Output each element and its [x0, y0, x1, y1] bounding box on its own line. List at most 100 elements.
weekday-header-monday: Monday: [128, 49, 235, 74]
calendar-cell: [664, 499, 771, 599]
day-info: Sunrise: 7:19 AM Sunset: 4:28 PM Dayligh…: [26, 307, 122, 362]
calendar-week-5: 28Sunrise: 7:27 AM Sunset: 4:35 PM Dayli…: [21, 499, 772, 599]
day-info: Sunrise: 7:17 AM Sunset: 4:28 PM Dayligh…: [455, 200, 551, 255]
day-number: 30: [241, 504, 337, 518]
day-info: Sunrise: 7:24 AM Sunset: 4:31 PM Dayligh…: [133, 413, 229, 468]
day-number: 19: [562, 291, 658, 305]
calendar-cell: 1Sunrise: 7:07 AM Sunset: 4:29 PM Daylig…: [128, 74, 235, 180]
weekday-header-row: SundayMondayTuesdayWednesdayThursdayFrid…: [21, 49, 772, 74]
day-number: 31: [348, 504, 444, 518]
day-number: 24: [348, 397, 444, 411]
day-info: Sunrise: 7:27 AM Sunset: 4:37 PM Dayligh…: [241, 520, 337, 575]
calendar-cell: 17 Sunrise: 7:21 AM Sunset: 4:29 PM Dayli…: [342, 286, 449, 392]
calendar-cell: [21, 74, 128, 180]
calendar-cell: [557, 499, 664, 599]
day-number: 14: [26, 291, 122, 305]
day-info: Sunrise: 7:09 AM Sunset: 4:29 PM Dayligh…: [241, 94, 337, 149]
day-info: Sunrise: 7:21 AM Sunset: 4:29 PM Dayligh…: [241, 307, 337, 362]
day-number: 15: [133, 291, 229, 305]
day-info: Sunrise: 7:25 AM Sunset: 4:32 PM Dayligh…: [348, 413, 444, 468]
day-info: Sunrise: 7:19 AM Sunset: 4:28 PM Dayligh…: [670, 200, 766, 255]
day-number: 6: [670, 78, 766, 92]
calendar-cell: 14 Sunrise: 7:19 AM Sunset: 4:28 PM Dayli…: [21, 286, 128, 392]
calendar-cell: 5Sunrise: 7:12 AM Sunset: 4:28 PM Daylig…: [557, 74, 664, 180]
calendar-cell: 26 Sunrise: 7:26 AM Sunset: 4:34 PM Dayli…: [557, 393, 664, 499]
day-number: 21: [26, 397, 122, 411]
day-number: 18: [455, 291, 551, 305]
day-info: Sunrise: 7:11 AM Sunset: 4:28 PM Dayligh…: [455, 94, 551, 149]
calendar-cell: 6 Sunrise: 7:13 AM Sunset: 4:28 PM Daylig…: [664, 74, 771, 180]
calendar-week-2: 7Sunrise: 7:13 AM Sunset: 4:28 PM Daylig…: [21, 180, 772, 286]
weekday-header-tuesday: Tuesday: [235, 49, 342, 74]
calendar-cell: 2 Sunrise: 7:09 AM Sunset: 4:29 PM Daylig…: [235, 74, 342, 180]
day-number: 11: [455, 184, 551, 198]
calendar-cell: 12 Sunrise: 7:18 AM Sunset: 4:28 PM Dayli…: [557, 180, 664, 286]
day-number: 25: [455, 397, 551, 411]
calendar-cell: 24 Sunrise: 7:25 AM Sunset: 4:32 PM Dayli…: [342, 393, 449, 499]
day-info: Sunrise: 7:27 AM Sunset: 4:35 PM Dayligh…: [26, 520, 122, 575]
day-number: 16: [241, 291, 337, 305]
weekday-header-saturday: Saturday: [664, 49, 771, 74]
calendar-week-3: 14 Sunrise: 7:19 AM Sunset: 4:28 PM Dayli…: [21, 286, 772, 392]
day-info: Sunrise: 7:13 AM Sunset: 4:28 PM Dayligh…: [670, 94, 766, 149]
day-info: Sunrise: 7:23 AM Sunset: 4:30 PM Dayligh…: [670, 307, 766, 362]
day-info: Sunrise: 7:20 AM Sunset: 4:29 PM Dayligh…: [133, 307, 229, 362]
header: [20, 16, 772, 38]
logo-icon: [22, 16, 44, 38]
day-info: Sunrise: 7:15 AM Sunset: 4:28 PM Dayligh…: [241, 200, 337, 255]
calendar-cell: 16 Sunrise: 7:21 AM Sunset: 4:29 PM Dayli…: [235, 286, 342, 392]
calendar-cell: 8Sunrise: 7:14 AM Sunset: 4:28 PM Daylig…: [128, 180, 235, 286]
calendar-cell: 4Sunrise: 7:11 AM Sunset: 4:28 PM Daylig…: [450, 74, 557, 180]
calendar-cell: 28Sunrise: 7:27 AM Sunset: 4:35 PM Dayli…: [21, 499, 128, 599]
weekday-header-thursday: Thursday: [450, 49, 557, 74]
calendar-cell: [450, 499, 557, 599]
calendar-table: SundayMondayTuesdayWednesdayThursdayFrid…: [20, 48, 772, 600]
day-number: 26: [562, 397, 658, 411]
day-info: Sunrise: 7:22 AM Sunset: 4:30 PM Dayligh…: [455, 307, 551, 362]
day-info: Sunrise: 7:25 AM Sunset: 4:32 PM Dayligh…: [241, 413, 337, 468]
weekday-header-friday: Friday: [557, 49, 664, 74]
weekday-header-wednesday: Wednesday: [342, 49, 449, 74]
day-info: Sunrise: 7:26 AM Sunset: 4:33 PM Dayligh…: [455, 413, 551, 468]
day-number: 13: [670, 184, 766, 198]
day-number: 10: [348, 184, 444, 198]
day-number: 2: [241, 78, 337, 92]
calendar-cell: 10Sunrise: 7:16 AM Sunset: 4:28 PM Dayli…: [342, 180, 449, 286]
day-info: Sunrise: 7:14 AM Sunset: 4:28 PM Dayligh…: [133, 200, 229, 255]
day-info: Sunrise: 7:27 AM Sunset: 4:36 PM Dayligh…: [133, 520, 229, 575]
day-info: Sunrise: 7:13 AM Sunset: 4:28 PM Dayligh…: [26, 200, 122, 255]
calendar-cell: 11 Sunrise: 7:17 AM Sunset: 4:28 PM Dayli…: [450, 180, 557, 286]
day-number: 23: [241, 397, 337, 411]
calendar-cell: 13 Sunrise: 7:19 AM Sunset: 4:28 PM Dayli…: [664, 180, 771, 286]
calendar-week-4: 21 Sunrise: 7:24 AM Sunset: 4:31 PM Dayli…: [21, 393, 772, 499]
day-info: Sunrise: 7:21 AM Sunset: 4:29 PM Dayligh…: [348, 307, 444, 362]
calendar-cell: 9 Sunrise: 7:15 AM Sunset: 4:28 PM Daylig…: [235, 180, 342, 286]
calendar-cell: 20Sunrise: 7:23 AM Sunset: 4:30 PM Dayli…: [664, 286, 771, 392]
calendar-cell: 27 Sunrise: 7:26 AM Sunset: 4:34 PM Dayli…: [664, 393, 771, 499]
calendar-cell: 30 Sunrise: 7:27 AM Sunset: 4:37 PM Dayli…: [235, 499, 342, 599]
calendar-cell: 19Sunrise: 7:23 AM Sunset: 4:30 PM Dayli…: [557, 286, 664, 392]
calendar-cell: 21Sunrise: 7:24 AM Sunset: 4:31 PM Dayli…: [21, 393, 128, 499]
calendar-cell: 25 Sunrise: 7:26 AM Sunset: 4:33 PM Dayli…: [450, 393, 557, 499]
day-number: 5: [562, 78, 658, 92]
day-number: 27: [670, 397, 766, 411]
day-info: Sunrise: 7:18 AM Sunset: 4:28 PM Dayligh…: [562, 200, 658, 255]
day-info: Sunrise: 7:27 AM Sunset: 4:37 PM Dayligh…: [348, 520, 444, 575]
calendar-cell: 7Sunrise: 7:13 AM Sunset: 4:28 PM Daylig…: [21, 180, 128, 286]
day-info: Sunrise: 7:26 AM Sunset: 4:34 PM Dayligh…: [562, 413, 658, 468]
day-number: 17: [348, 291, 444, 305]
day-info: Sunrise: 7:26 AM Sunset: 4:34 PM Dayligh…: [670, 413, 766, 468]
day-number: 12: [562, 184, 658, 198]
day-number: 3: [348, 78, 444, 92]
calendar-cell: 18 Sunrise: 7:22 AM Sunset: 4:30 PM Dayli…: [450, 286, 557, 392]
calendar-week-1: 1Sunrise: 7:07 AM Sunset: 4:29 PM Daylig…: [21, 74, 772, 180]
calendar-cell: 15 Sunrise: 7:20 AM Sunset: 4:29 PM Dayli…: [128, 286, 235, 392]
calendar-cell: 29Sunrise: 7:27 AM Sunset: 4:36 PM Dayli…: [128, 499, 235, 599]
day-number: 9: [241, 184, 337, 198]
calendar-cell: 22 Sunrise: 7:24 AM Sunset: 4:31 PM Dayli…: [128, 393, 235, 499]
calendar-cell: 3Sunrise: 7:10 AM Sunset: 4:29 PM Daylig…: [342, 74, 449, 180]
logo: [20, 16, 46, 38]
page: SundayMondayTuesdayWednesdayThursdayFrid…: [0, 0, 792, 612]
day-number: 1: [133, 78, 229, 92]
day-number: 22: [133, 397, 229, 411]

EXERCISE OBJECTIVE: Copy out, unchanged, the stretch from the first of the lines above through the line containing "calendar-cell: [557, 499, 664, 599]", including both ends.

CORRECT ANSWER:
Output each element and its [x0, y0, x1, y1] bounding box on its own line. List at most 100 elements.
weekday-header-monday: Monday: [128, 49, 235, 74]
calendar-cell: [664, 499, 771, 599]
day-info: Sunrise: 7:19 AM Sunset: 4:28 PM Dayligh…: [26, 307, 122, 362]
calendar-week-5: 28Sunrise: 7:27 AM Sunset: 4:35 PM Dayli…: [21, 499, 772, 599]
day-info: Sunrise: 7:17 AM Sunset: 4:28 PM Dayligh…: [455, 200, 551, 255]
day-number: 30: [241, 504, 337, 518]
day-info: Sunrise: 7:24 AM Sunset: 4:31 PM Dayligh…: [133, 413, 229, 468]
day-number: 19: [562, 291, 658, 305]
calendar-cell: 1Sunrise: 7:07 AM Sunset: 4:29 PM Daylig…: [128, 74, 235, 180]
weekday-header-row: SundayMondayTuesdayWednesdayThursdayFrid…: [21, 49, 772, 74]
day-number: 31: [348, 504, 444, 518]
day-number: 24: [348, 397, 444, 411]
day-info: Sunrise: 7:27 AM Sunset: 4:37 PM Dayligh…: [241, 520, 337, 575]
calendar-cell: 17 Sunrise: 7:21 AM Sunset: 4:29 PM Dayli…: [342, 286, 449, 392]
calendar-cell: [21, 74, 128, 180]
calendar-cell: [557, 499, 664, 599]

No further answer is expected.